What this task involves.
Below are the records. Gather each line that holds "circle".

Records provided.

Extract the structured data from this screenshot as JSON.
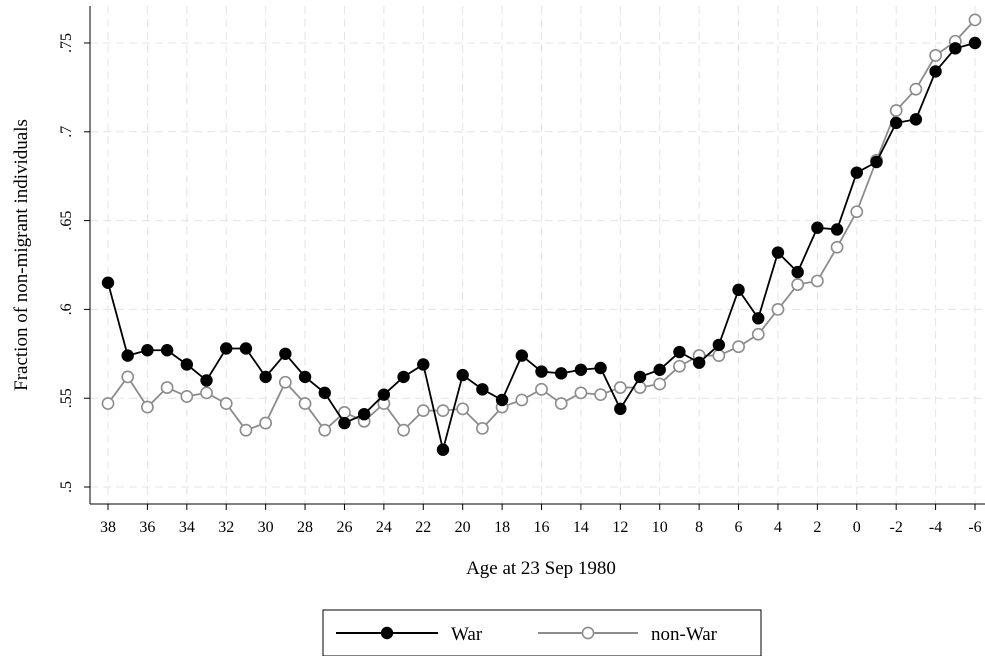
{
  "chart_data": {
    "type": "line",
    "xlabel": "Age at 23 Sep 1980",
    "ylabel": "Fraction of non-migrant individuals",
    "x_reversed": true,
    "xlim": [
      -6.5,
      38.5
    ],
    "ylim": [
      0.495,
      0.77
    ],
    "x_ticks": [
      38,
      36,
      34,
      32,
      30,
      28,
      26,
      24,
      22,
      20,
      18,
      16,
      14,
      12,
      10,
      8,
      6,
      4,
      2,
      0,
      -2,
      -4,
      -6
    ],
    "x_tick_labels": [
      "38",
      "36",
      "34",
      "32",
      "30",
      "28",
      "26",
      "24",
      "22",
      "20",
      "18",
      "16",
      "14",
      "12",
      "10",
      "8",
      "6",
      "4",
      "2",
      "0",
      "-2",
      "-4",
      "-6"
    ],
    "y_ticks": [
      0.5,
      0.55,
      0.6,
      0.65,
      0.7,
      0.75
    ],
    "y_tick_labels": [
      ".5",
      ".55",
      ".6",
      ".65",
      ".7",
      ".75"
    ],
    "grid": true,
    "legend_position": "bottom",
    "x": [
      38,
      37,
      36,
      35,
      34,
      33,
      32,
      31,
      30,
      29,
      28,
      27,
      26,
      25,
      24,
      23,
      22,
      21,
      20,
      19,
      18,
      17,
      16,
      15,
      14,
      13,
      12,
      11,
      10,
      9,
      8,
      7,
      6,
      5,
      4,
      3,
      2,
      1,
      0,
      -1,
      -2,
      -3,
      -4,
      -5,
      -6
    ],
    "series": [
      {
        "name": "War",
        "color": "#000000",
        "marker": "filled-circle",
        "values": [
          0.615,
          0.574,
          0.577,
          0.577,
          0.569,
          0.56,
          0.578,
          0.578,
          0.562,
          0.575,
          0.562,
          0.553,
          0.536,
          0.541,
          0.552,
          0.562,
          0.569,
          0.521,
          0.563,
          0.555,
          0.549,
          0.574,
          0.565,
          0.564,
          0.566,
          0.567,
          0.544,
          0.562,
          0.566,
          0.576,
          0.57,
          0.58,
          0.611,
          0.595,
          0.632,
          0.621,
          0.646,
          0.645,
          0.677,
          0.683,
          0.705,
          0.707,
          0.734,
          0.747,
          0.75
        ]
      },
      {
        "name": "non-War",
        "color": "#8c8c8c",
        "marker": "hollow-circle",
        "values": [
          0.547,
          0.562,
          0.545,
          0.556,
          0.551,
          0.553,
          0.547,
          0.532,
          0.536,
          0.559,
          0.547,
          0.532,
          0.542,
          0.537,
          0.547,
          0.532,
          0.543,
          0.543,
          0.544,
          0.533,
          0.545,
          0.549,
          0.555,
          0.547,
          0.553,
          0.552,
          0.556,
          0.556,
          0.558,
          0.568,
          0.574,
          0.574,
          0.579,
          0.586,
          0.6,
          0.614,
          0.616,
          0.635,
          0.655,
          0.684,
          0.712,
          0.724,
          0.743,
          0.751,
          0.763
        ]
      }
    ]
  }
}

Finished task.
        "marker": "filled-circle",
        "marker": "hollow-circle",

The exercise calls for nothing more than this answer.